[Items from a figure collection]
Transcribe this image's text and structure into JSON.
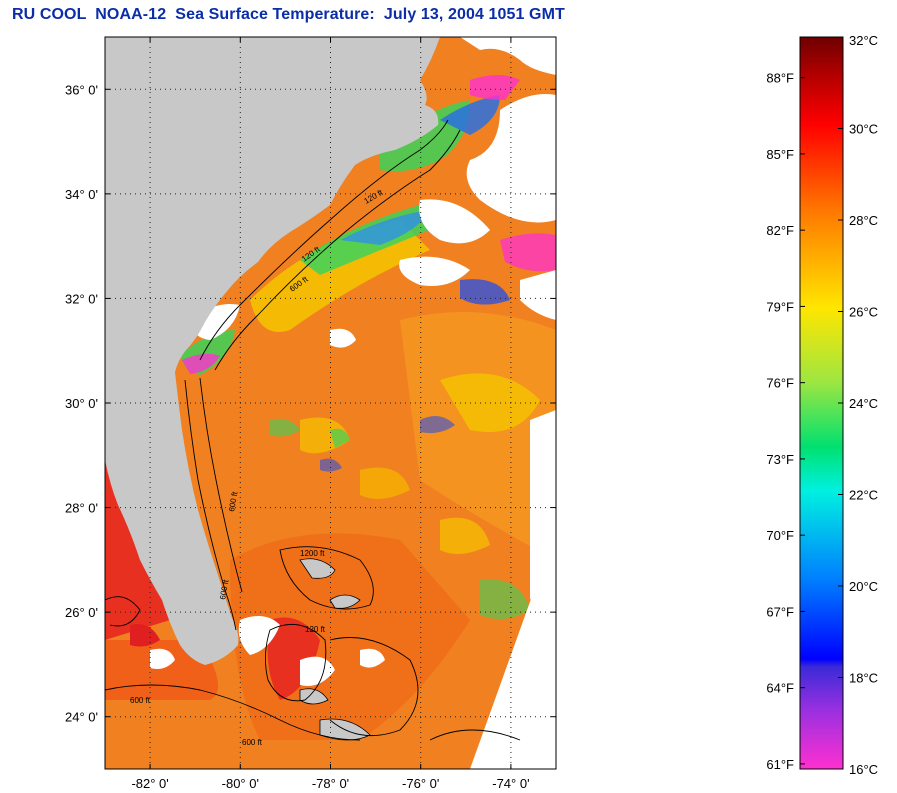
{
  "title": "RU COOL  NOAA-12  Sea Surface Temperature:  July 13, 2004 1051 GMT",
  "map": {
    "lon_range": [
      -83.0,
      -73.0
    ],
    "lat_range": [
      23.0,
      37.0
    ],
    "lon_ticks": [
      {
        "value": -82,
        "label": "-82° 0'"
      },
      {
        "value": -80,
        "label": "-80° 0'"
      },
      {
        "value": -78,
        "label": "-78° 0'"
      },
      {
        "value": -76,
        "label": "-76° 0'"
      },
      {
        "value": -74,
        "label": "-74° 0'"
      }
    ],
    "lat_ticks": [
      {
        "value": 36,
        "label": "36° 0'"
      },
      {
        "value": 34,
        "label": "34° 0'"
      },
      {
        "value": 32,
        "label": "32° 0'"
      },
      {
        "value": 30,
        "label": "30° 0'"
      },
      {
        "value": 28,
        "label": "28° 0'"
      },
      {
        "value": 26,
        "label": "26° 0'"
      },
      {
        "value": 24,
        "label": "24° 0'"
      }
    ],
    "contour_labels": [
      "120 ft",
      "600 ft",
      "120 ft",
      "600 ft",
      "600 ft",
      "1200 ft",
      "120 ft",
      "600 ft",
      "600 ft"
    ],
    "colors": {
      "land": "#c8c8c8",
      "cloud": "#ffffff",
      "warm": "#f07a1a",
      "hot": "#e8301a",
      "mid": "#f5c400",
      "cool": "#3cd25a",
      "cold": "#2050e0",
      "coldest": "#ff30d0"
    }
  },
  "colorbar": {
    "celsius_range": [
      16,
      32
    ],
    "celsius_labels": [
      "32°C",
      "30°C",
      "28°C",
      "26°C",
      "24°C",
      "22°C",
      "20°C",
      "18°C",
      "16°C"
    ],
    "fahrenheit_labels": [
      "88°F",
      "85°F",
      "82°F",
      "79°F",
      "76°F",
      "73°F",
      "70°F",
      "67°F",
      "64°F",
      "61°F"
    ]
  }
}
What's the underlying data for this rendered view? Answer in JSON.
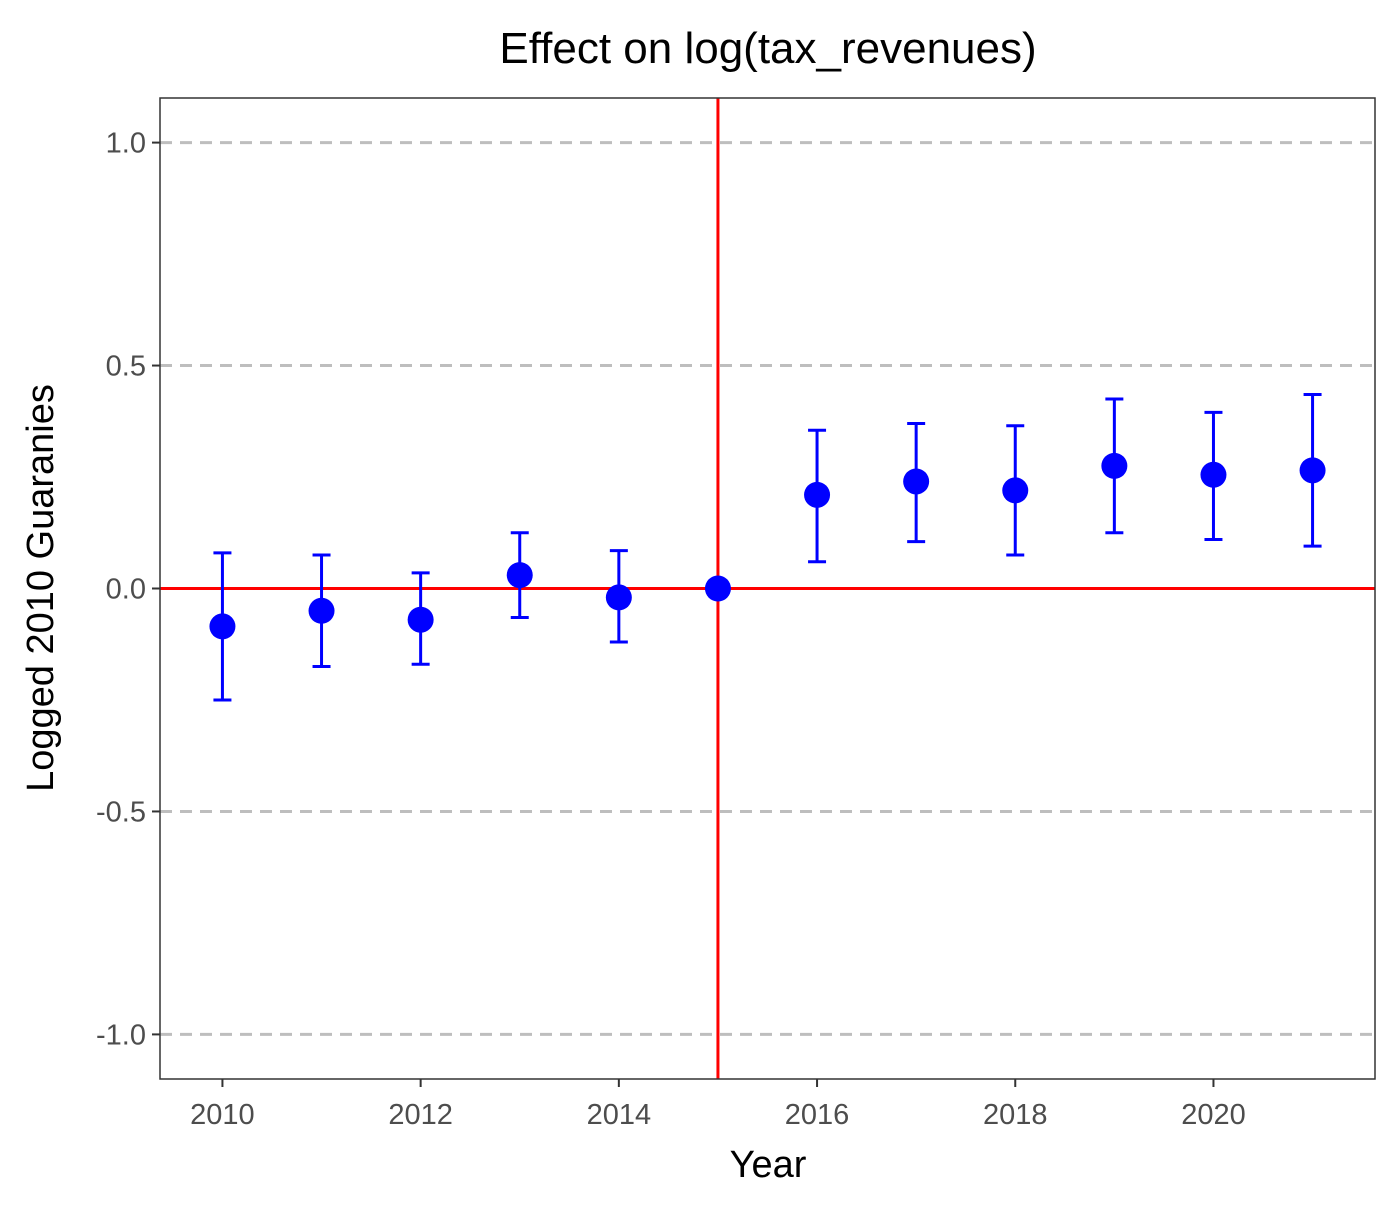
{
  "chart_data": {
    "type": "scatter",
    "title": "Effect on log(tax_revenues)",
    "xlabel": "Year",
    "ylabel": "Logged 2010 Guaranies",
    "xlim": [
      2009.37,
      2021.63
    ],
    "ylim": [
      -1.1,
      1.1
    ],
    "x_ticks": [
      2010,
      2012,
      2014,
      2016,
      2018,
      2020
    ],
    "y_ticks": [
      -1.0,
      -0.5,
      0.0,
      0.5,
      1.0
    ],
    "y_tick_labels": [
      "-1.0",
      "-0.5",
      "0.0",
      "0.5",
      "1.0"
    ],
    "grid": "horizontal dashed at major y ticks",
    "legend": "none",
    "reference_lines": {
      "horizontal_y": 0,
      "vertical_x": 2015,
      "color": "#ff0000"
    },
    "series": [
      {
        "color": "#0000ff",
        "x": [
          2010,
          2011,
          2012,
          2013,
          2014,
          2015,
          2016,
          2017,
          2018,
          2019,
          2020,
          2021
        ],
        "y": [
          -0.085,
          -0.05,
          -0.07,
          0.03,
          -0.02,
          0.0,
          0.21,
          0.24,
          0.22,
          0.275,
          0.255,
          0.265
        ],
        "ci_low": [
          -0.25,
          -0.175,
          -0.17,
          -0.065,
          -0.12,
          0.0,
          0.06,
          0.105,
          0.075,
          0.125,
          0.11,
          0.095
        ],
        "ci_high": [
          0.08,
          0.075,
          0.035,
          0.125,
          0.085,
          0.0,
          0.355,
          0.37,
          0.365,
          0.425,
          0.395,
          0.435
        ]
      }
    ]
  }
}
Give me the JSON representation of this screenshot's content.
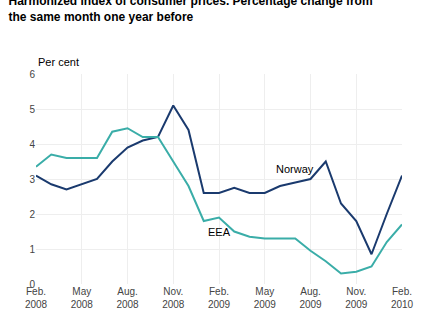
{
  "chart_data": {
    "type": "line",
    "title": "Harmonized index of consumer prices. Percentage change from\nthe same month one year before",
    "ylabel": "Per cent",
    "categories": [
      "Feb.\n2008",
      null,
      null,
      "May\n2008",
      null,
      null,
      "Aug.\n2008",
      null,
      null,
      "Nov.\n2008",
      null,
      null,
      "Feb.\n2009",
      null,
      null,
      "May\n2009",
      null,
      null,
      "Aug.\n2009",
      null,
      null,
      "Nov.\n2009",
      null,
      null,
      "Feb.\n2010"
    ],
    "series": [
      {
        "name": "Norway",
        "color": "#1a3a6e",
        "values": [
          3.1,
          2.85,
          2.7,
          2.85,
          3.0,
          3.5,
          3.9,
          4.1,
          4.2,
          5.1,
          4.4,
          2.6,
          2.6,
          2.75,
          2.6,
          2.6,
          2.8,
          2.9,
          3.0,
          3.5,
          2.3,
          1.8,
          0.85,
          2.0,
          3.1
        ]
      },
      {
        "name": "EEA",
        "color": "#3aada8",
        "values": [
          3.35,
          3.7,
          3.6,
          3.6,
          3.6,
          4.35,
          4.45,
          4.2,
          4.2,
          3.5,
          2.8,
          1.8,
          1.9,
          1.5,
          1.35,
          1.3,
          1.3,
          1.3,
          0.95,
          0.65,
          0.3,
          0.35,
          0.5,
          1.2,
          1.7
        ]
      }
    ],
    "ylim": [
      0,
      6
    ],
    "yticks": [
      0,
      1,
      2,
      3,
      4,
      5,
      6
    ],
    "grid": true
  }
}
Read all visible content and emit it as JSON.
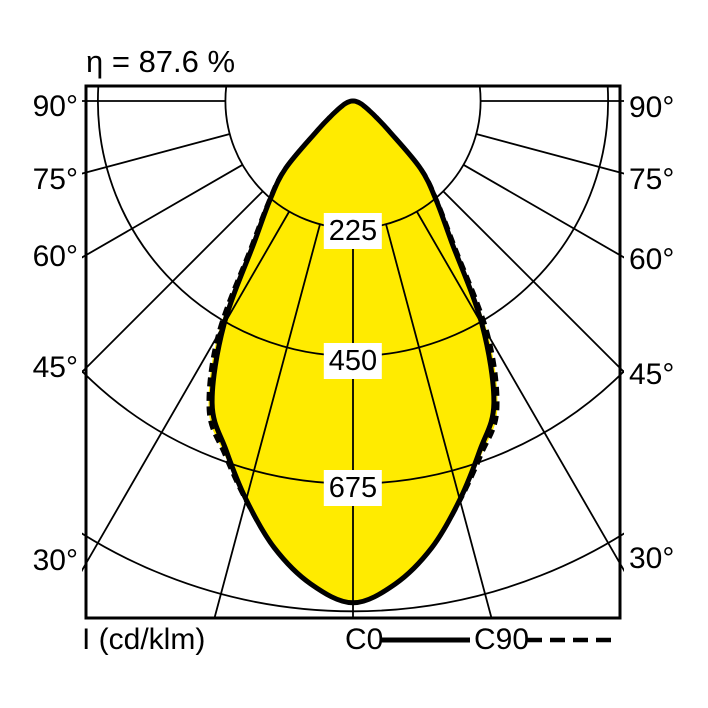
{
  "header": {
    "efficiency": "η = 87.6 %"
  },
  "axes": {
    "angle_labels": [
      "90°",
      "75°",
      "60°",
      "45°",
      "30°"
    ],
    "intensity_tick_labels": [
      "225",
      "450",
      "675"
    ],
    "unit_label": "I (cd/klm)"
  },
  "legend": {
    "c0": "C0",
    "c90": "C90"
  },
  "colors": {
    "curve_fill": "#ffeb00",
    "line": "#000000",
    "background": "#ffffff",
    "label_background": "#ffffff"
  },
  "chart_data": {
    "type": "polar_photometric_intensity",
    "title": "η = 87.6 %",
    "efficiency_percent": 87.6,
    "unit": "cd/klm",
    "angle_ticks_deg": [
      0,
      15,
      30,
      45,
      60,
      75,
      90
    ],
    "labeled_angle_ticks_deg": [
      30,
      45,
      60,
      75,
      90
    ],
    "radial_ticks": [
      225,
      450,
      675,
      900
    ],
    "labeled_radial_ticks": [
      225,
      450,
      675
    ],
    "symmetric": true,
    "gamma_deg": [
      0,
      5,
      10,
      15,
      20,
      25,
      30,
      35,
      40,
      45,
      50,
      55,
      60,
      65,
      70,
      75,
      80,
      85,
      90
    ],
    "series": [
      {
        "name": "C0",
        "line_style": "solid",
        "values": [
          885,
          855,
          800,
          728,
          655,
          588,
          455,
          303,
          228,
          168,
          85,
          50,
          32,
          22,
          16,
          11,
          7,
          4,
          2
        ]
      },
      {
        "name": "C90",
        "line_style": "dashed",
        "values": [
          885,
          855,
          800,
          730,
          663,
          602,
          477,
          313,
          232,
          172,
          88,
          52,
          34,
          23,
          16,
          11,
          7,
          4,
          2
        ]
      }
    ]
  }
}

To do =>
State the number of lines above that hold the string "JSON", with nothing added.

Answer for the task =>
4